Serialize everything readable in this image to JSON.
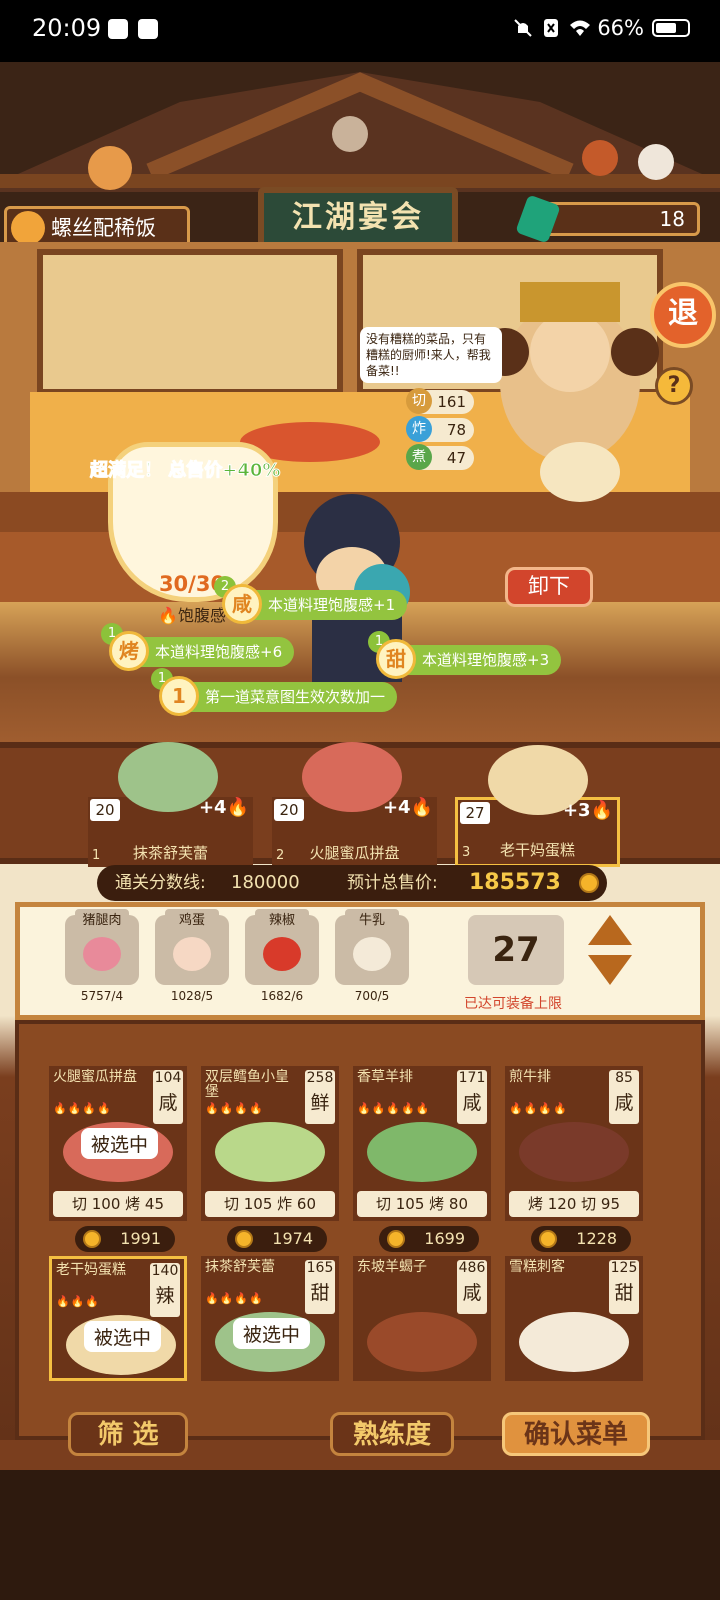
{
  "status": {
    "time": "20:09",
    "battery": "66%"
  },
  "header": {
    "current_dish": "螺丝配稀饭",
    "gem_count": "18",
    "sign": "江湖宴会",
    "exit_label": "退",
    "help_label": "?"
  },
  "customer": {
    "speech": "没有糟糕的菜品，只有糟糕的厨师!来人，帮我备菜!!",
    "stats": [
      {
        "key": "切",
        "value": "161",
        "color": "#d79b3c"
      },
      {
        "key": "炸",
        "value": "78",
        "color": "#3aa0d8"
      },
      {
        "key": "煮",
        "value": "47",
        "color": "#5aa64a"
      }
    ],
    "remove_label": "卸下"
  },
  "bowl": {
    "satisfy_text": "超满足！ 总售价+40%",
    "satiety": "30/30",
    "satiety_label": "饱腹感"
  },
  "effects": [
    {
      "num": "2",
      "tag": "咸",
      "text": "本道料理饱腹感+1"
    },
    {
      "num": "1",
      "tag": "烤",
      "text": "本道料理饱腹感+6"
    },
    {
      "num": "1",
      "tag": "甜",
      "text": "本道料理饱腹感+3"
    },
    {
      "num": "1",
      "tag": "1",
      "text": "第一道菜意图生效次数加一"
    }
  ],
  "selected_dishes": [
    {
      "idx": "1",
      "count": "20",
      "bonus": "+4",
      "name": "抹茶舒芙蕾"
    },
    {
      "idx": "2",
      "count": "20",
      "bonus": "+4",
      "name": "火腿蜜瓜拼盘"
    },
    {
      "idx": "3",
      "count": "27",
      "bonus": "+3",
      "name": "老干妈蛋糕"
    }
  ],
  "score": {
    "threshold_label": "通关分数线:",
    "threshold": "180000",
    "total_label": "预计总售价:",
    "total": "185573"
  },
  "ingredients": [
    {
      "name": "猪腿肉",
      "count": "5757/4"
    },
    {
      "name": "鸡蛋",
      "count": "1028/5"
    },
    {
      "name": "辣椒",
      "count": "1682/6"
    },
    {
      "name": "牛乳",
      "count": "700/5"
    }
  ],
  "capacity": {
    "value": "27",
    "note": "已达可装备上限"
  },
  "recipes": [
    {
      "name": "火腿蜜瓜拼盘",
      "value": "104",
      "flavor": "咸",
      "flames": "🔥🔥🔥🔥",
      "selected": "被选中",
      "skills": "切 100 烤 45",
      "price": "1991"
    },
    {
      "name": "双层鳕鱼小皇堡",
      "value": "258",
      "flavor": "鲜",
      "flames": "🔥🔥🔥🔥",
      "selected": "",
      "skills": "切 105 炸 60",
      "price": "1974"
    },
    {
      "name": "香草羊排",
      "value": "171",
      "flavor": "咸",
      "flames": "🔥🔥🔥🔥🔥",
      "selected": "",
      "skills": "切 105 烤 80",
      "price": "1699"
    },
    {
      "name": "煎牛排",
      "value": "85",
      "flavor": "咸",
      "flames": "🔥🔥🔥🔥",
      "selected": "",
      "skills": "烤 120 切 95",
      "price": "1228"
    },
    {
      "name": "老干妈蛋糕",
      "value": "140",
      "flavor": "辣",
      "flames": "🔥🔥🔥",
      "selected": "被选中",
      "skills": "",
      "price": ""
    },
    {
      "name": "抹茶舒芙蕾",
      "value": "165",
      "flavor": "甜",
      "flames": "🔥🔥🔥🔥",
      "selected": "被选中",
      "skills": "",
      "price": ""
    },
    {
      "name": "东坡羊蝎子",
      "value": "486",
      "flavor": "咸",
      "flames": "",
      "selected": "",
      "skills": "",
      "price": ""
    },
    {
      "name": "雪糕刺客",
      "value": "125",
      "flavor": "甜",
      "flames": "",
      "selected": "",
      "skills": "",
      "price": ""
    }
  ],
  "buttons": {
    "filter": "筛 选",
    "proficiency": "熟练度",
    "confirm": "确认菜单"
  }
}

##########

SET TASK | Reproduce all the records verbatim, excluding images.

RESULT OF THIS TASK |
Serialize everything readable in this image to JSON.
{
  "status": {
    "time": "20:09",
    "battery": "66%"
  },
  "header": {
    "current_dish": "螺丝配稀饭",
    "gem_count": "18",
    "sign": "江湖宴会",
    "exit_label": "退",
    "help_label": "?"
  },
  "customer": {
    "speech": "没有糟糕的菜品，只有糟糕的厨师!来人，帮我备菜!!",
    "stats": [
      {
        "key": "切",
        "value": "161",
        "color": "#d79b3c"
      },
      {
        "key": "炸",
        "value": "78",
        "color": "#3aa0d8"
      },
      {
        "key": "煮",
        "value": "47",
        "color": "#5aa64a"
      }
    ],
    "remove_label": "卸下"
  },
  "bowl": {
    "satisfy_text": "超满足！ 总售价+40%",
    "satiety": "30/30",
    "satiety_label": "饱腹感"
  },
  "effects": [
    {
      "num": "2",
      "tag": "咸",
      "text": "本道料理饱腹感+1"
    },
    {
      "num": "1",
      "tag": "烤",
      "text": "本道料理饱腹感+6"
    },
    {
      "num": "1",
      "tag": "甜",
      "text": "本道料理饱腹感+3"
    },
    {
      "num": "1",
      "tag": "1",
      "text": "第一道菜意图生效次数加一"
    }
  ],
  "selected_dishes": [
    {
      "idx": "1",
      "count": "20",
      "bonus": "+4",
      "name": "抹茶舒芙蕾"
    },
    {
      "idx": "2",
      "count": "20",
      "bonus": "+4",
      "name": "火腿蜜瓜拼盘"
    },
    {
      "idx": "3",
      "count": "27",
      "bonus": "+3",
      "name": "老干妈蛋糕"
    }
  ],
  "score": {
    "threshold_label": "通关分数线:",
    "threshold": "180000",
    "total_label": "预计总售价:",
    "total": "185573"
  },
  "ingredients": [
    {
      "name": "猪腿肉",
      "count": "5757/4"
    },
    {
      "name": "鸡蛋",
      "count": "1028/5"
    },
    {
      "name": "辣椒",
      "count": "1682/6"
    },
    {
      "name": "牛乳",
      "count": "700/5"
    }
  ],
  "capacity": {
    "value": "27",
    "note": "已达可装备上限"
  },
  "recipes": [
    {
      "name": "火腿蜜瓜拼盘",
      "value": "104",
      "flavor": "咸",
      "flames": "🔥🔥🔥🔥",
      "selected": "被选中",
      "skills": "切 100 烤 45",
      "price": "1991"
    },
    {
      "name": "双层鳕鱼小皇堡",
      "value": "258",
      "flavor": "鲜",
      "flames": "🔥🔥🔥🔥",
      "selected": "",
      "skills": "切 105 炸 60",
      "price": "1974"
    },
    {
      "name": "香草羊排",
      "value": "171",
      "flavor": "咸",
      "flames": "🔥🔥🔥🔥🔥",
      "selected": "",
      "skills": "切 105 烤 80",
      "price": "1699"
    },
    {
      "name": "煎牛排",
      "value": "85",
      "flavor": "咸",
      "flames": "🔥🔥🔥🔥",
      "selected": "",
      "skills": "烤 120 切 95",
      "price": "1228"
    },
    {
      "name": "老干妈蛋糕",
      "value": "140",
      "flavor": "辣",
      "flames": "🔥🔥🔥",
      "selected": "被选中",
      "skills": "",
      "price": ""
    },
    {
      "name": "抹茶舒芙蕾",
      "value": "165",
      "flavor": "甜",
      "flames": "🔥🔥🔥🔥",
      "selected": "被选中",
      "skills": "",
      "price": ""
    },
    {
      "name": "东坡羊蝎子",
      "value": "486",
      "flavor": "咸",
      "flames": "",
      "selected": "",
      "skills": "",
      "price": ""
    },
    {
      "name": "雪糕刺客",
      "value": "125",
      "flavor": "甜",
      "flames": "",
      "selected": "",
      "skills": "",
      "price": ""
    }
  ],
  "buttons": {
    "filter": "筛 选",
    "proficiency": "熟练度",
    "confirm": "确认菜单"
  }
}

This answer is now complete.